== Directions ==
Which lines in the records below contain the word "Demonstration"? Copy each one out.
»»
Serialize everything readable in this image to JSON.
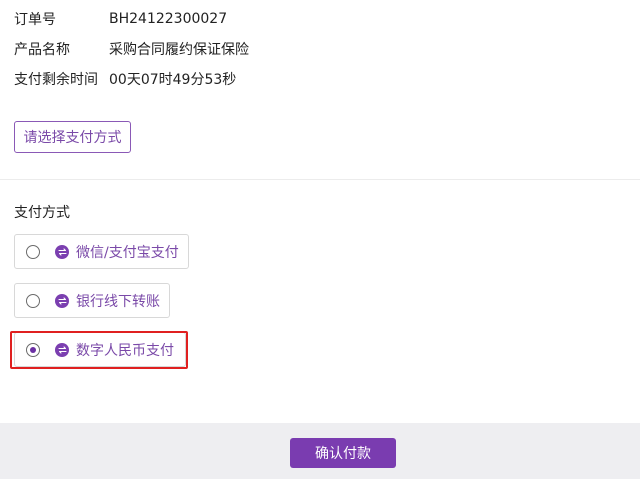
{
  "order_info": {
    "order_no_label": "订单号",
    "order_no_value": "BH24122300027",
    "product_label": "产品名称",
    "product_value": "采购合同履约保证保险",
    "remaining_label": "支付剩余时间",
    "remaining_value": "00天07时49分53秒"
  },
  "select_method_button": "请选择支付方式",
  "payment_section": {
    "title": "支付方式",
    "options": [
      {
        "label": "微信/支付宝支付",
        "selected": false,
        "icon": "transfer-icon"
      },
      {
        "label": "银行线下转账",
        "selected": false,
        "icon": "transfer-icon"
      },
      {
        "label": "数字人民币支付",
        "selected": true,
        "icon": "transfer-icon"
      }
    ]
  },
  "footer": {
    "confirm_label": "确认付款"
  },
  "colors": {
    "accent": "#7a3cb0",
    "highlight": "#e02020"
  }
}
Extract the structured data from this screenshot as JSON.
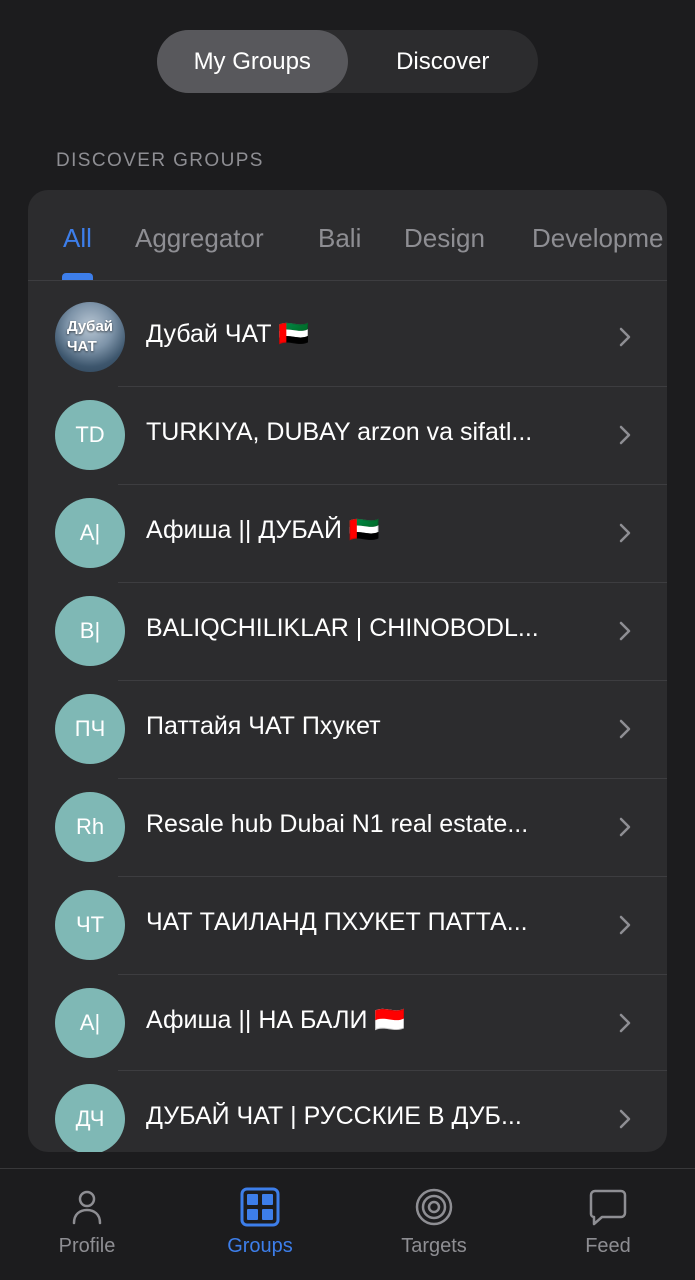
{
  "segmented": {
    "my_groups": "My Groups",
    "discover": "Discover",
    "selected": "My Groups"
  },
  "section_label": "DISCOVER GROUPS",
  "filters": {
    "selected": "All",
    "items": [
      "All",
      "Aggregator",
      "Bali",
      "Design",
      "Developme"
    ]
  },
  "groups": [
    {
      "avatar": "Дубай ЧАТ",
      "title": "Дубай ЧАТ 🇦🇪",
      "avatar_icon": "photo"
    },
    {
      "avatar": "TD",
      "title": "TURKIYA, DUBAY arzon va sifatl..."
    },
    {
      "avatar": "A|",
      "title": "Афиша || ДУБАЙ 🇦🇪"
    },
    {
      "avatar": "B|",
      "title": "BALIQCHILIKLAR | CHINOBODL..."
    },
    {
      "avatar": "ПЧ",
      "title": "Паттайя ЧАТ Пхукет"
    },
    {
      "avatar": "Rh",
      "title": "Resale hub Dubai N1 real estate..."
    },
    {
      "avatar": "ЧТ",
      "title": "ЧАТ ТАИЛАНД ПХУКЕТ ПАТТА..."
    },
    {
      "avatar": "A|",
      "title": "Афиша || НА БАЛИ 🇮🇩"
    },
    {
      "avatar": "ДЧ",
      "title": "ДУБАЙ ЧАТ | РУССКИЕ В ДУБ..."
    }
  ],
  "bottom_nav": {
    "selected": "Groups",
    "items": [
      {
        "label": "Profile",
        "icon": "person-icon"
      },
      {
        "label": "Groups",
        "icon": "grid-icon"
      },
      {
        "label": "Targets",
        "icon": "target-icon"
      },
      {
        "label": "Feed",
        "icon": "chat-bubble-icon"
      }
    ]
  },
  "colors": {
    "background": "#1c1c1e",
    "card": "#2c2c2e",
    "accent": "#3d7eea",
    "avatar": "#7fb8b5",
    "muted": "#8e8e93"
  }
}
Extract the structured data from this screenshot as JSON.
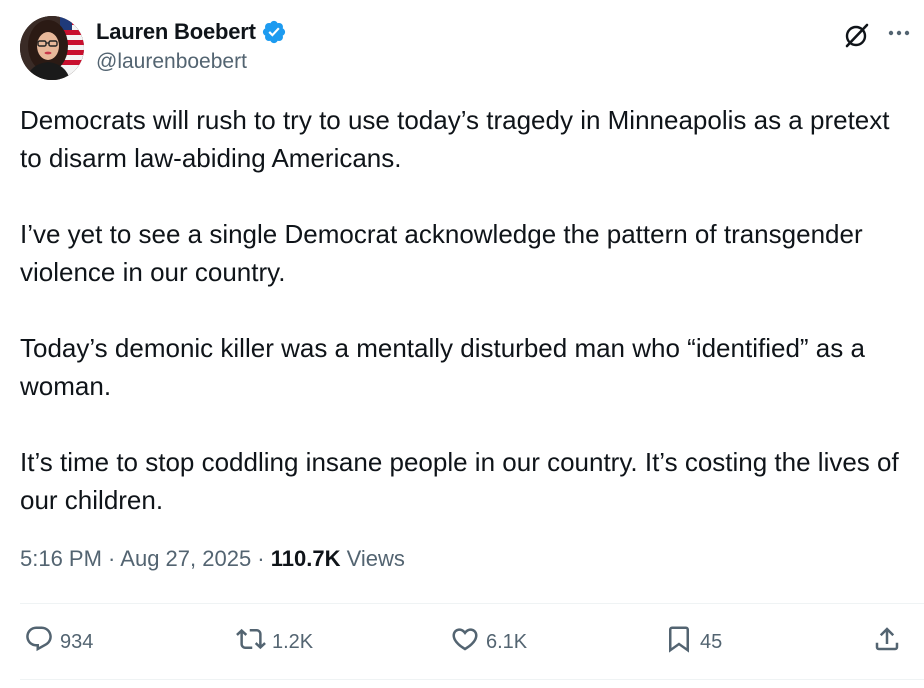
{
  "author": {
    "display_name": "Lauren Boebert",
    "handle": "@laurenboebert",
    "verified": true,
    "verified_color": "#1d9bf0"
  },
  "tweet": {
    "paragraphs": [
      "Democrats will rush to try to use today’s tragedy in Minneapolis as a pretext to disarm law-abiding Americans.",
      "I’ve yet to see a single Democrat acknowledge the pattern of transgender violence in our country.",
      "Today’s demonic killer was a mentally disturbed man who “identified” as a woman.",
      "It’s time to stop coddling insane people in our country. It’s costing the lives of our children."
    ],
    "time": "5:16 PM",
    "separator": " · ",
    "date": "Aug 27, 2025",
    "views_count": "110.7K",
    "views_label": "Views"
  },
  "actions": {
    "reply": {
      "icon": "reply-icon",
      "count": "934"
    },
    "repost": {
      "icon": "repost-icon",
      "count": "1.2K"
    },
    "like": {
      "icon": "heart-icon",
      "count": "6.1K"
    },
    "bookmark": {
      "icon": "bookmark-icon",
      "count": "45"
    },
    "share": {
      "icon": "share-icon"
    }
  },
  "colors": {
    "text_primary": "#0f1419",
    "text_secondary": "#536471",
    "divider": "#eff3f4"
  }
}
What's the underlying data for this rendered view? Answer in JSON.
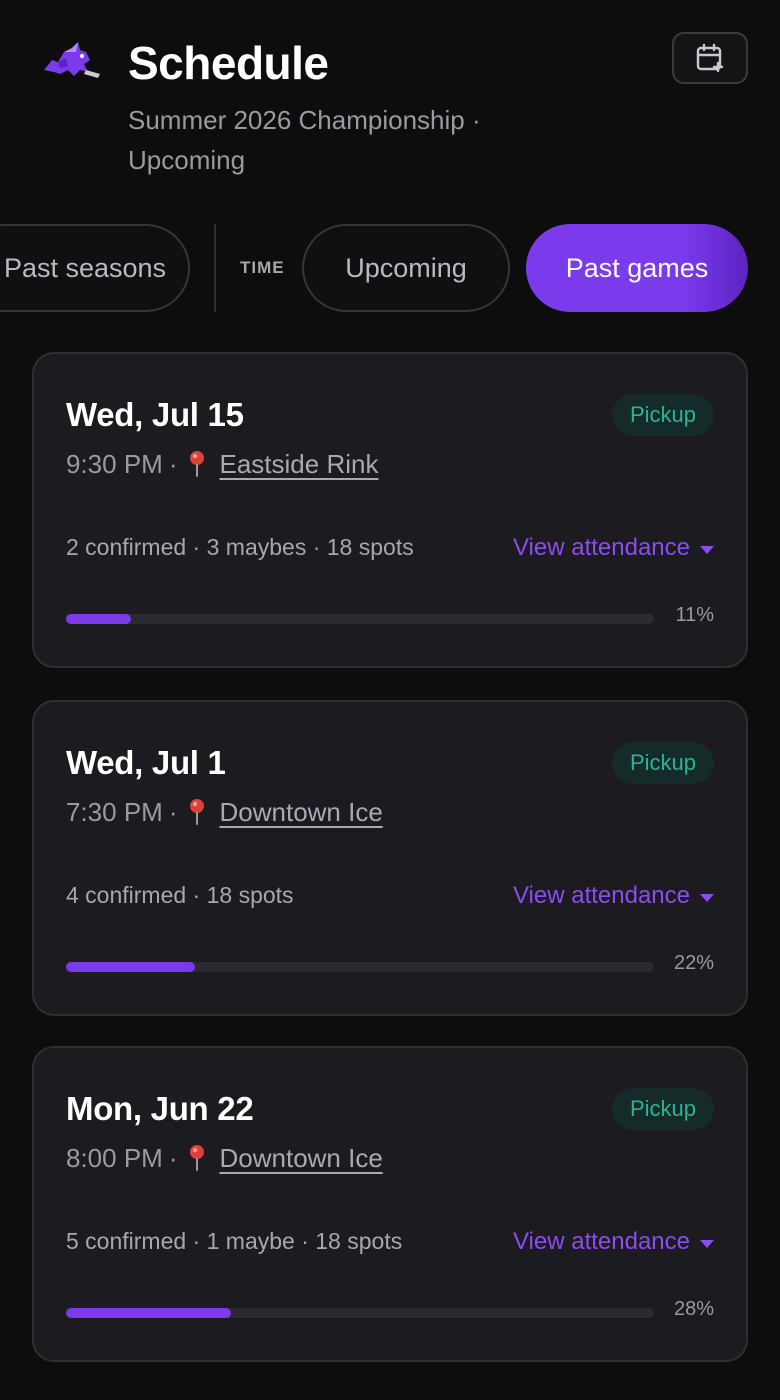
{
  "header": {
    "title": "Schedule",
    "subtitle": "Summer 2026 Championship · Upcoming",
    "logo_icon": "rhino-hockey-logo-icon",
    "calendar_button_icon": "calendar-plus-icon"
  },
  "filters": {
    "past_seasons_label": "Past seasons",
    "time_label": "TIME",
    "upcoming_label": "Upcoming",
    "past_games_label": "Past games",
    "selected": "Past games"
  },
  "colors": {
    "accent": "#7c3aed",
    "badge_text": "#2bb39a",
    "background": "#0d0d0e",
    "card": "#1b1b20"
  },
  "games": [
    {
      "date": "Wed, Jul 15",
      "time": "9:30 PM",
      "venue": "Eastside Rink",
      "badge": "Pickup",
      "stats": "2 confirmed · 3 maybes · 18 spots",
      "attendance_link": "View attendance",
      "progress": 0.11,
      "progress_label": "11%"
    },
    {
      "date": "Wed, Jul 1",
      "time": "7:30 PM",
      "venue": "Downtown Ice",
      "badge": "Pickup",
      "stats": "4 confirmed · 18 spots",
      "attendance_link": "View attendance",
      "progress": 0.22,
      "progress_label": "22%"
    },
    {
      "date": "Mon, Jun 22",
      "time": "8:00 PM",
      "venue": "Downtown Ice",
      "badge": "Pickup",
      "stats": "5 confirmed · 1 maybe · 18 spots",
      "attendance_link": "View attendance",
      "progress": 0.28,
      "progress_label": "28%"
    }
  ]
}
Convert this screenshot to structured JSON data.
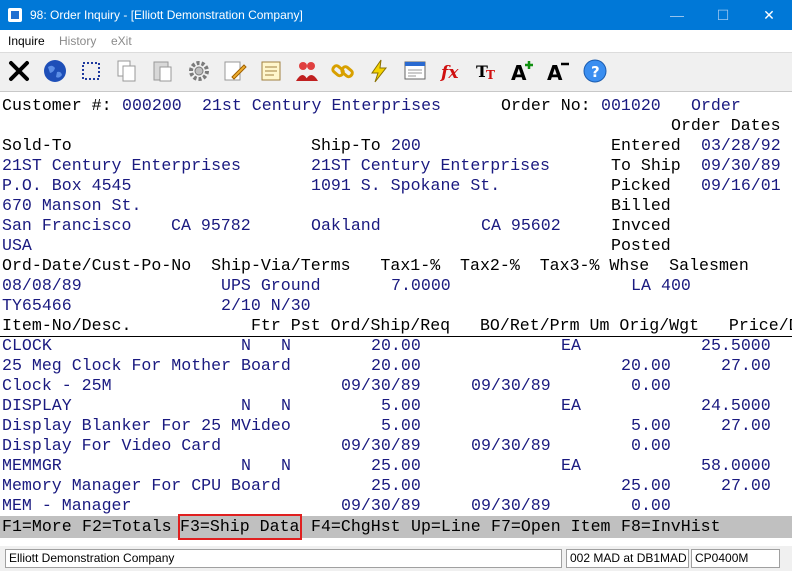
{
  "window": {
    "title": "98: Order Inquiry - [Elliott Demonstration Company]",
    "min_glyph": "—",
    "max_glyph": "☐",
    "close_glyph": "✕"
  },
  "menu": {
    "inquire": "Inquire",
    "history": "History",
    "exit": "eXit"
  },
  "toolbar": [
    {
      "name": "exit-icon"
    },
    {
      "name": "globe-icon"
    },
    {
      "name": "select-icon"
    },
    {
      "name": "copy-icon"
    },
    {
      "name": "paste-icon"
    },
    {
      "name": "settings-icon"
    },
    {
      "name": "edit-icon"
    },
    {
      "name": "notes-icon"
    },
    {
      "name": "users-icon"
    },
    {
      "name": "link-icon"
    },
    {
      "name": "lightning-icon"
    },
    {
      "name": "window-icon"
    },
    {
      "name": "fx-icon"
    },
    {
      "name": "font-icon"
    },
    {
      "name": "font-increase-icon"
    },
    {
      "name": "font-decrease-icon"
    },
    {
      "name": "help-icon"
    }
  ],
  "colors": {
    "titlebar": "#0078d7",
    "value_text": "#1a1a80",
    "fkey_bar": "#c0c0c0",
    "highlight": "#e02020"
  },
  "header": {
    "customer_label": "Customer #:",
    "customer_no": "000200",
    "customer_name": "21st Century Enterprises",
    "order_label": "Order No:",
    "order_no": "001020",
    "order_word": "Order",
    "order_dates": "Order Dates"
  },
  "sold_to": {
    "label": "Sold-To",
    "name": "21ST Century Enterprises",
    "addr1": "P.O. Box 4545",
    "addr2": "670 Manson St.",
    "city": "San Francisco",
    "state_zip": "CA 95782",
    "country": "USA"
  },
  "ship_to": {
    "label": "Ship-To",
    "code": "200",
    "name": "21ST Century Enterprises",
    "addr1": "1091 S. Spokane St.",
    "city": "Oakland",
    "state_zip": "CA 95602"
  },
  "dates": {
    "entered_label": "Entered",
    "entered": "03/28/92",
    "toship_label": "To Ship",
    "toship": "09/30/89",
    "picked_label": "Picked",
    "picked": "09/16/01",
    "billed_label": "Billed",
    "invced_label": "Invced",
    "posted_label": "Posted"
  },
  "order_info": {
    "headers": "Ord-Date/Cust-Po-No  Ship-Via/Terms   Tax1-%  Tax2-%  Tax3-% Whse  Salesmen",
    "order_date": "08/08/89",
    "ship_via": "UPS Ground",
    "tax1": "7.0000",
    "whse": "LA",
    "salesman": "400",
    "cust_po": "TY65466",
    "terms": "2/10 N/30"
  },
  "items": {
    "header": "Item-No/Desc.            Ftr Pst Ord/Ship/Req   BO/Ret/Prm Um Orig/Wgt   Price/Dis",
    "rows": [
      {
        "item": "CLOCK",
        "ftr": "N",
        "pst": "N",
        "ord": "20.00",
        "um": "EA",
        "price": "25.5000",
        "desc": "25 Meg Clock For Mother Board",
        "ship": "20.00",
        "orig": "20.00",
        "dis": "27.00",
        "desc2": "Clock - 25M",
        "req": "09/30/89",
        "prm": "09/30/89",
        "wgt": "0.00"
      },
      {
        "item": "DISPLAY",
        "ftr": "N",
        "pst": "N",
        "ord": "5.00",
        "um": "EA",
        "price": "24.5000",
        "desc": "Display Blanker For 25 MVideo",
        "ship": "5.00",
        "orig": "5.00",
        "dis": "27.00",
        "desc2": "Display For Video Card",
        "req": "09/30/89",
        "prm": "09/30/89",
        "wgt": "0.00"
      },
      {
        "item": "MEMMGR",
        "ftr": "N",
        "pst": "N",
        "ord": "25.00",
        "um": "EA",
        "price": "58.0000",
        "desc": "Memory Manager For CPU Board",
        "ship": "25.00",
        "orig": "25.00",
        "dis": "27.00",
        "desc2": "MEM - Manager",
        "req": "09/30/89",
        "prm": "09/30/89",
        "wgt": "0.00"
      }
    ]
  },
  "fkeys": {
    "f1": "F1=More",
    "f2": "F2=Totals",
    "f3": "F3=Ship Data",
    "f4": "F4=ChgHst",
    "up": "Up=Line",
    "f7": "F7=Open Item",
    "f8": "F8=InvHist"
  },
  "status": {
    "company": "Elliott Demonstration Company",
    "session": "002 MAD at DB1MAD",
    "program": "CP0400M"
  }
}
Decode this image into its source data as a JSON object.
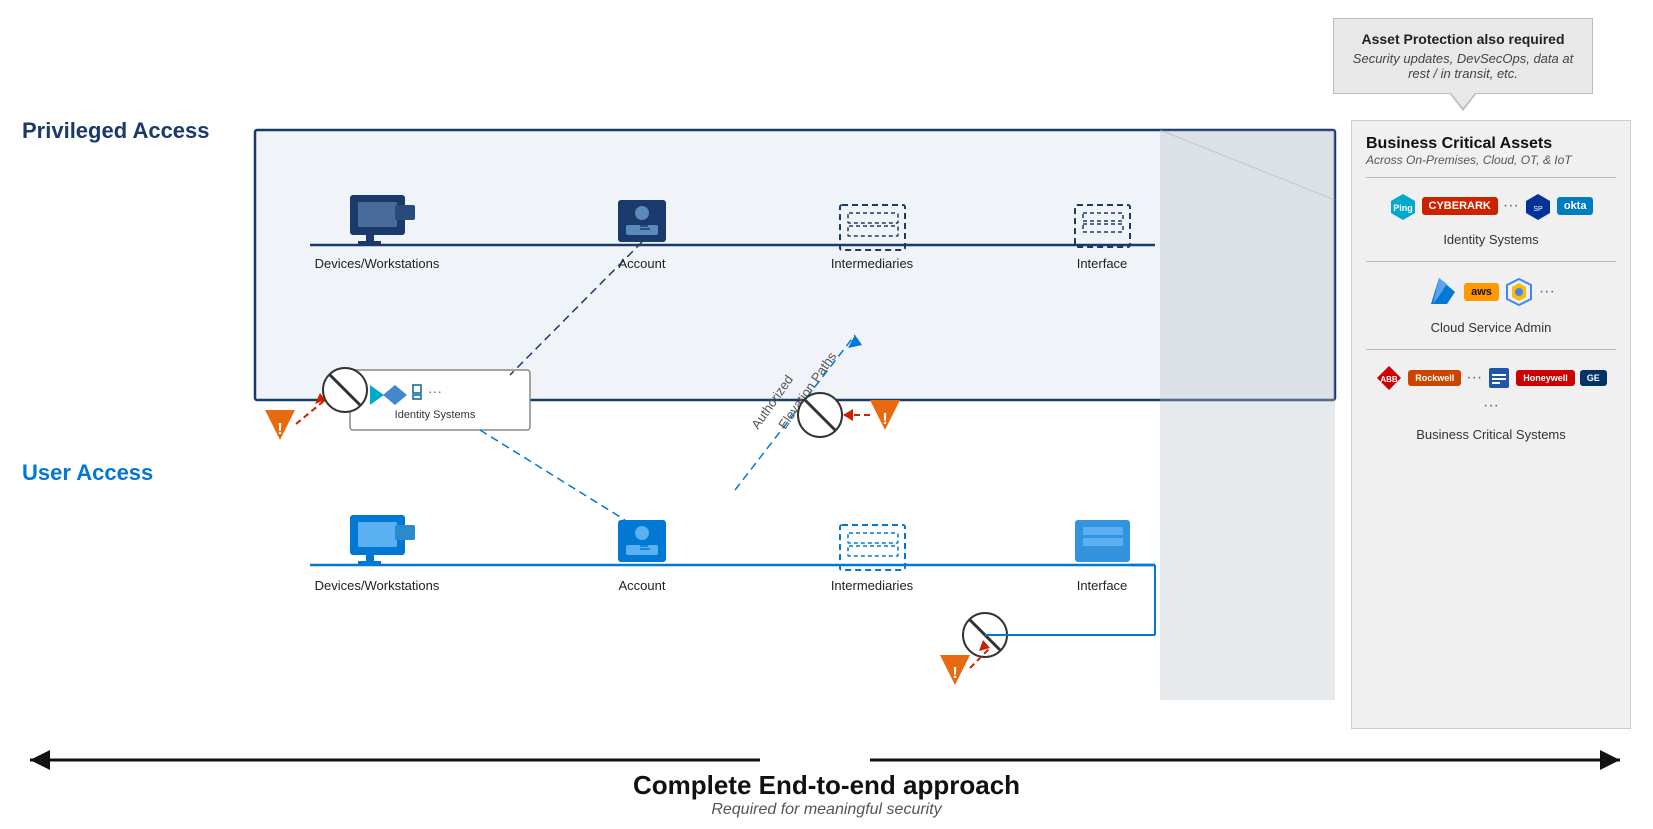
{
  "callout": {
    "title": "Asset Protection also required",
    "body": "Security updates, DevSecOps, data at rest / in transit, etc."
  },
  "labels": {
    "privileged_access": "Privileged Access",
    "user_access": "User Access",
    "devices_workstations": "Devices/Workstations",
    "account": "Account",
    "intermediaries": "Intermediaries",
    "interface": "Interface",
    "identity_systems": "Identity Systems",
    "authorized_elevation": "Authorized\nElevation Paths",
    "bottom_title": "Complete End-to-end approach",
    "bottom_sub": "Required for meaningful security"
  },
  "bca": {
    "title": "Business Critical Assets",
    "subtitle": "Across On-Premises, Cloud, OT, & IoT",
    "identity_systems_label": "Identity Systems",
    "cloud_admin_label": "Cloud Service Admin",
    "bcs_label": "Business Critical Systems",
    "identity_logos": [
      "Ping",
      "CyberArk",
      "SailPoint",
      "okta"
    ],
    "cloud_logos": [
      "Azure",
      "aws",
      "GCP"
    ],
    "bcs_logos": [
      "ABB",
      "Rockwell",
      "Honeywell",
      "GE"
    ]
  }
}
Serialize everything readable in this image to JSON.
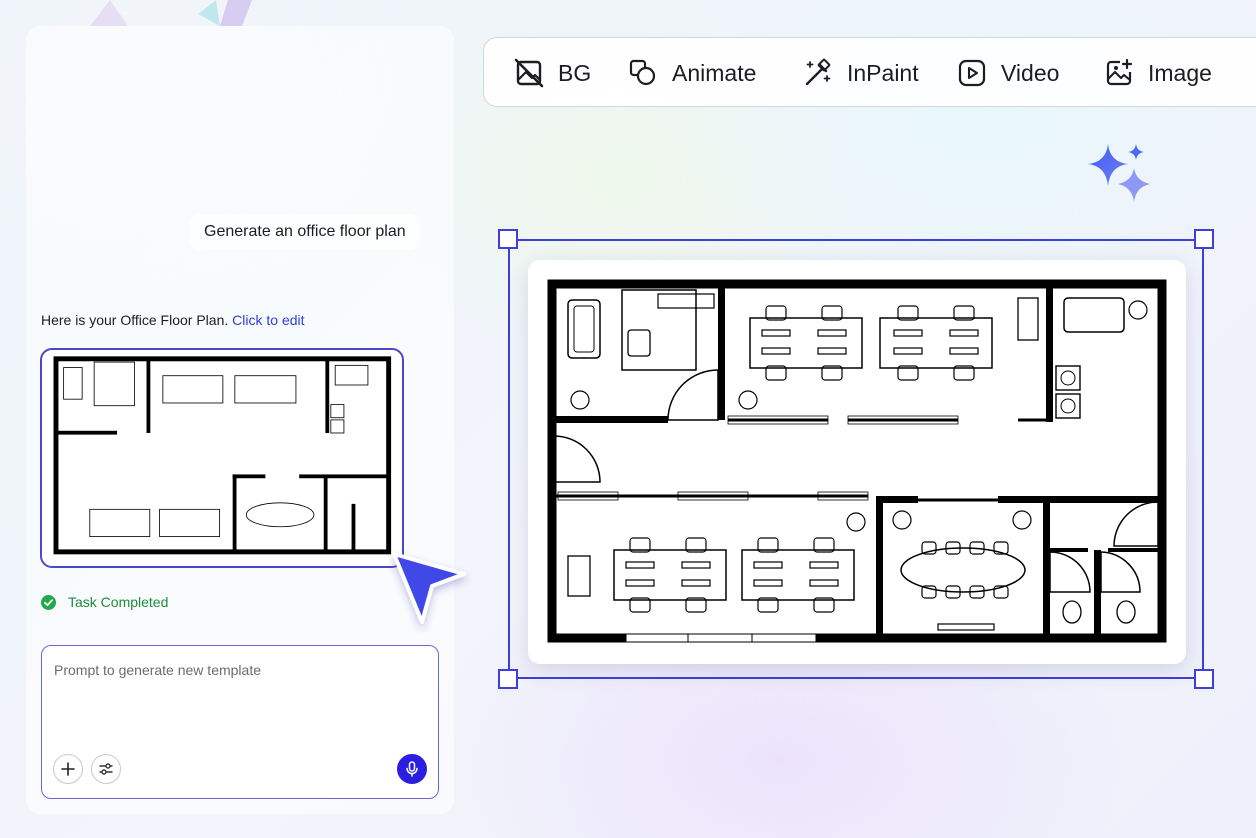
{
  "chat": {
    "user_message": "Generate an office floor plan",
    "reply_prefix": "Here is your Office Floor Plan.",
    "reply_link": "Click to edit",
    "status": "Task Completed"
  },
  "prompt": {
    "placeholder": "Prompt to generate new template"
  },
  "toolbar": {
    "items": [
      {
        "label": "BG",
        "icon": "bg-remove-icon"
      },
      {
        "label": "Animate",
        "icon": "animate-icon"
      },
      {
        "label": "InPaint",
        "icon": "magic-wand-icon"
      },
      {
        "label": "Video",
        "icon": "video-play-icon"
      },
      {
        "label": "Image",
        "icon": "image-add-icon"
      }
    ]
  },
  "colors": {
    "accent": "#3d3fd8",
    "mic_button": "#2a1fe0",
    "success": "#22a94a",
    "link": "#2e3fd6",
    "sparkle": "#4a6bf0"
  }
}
««
== Result below ==
    "title": "98: Order Inquiry - [Elliott Demonstration Company]",
    "company": "Elliott Demonstration Company",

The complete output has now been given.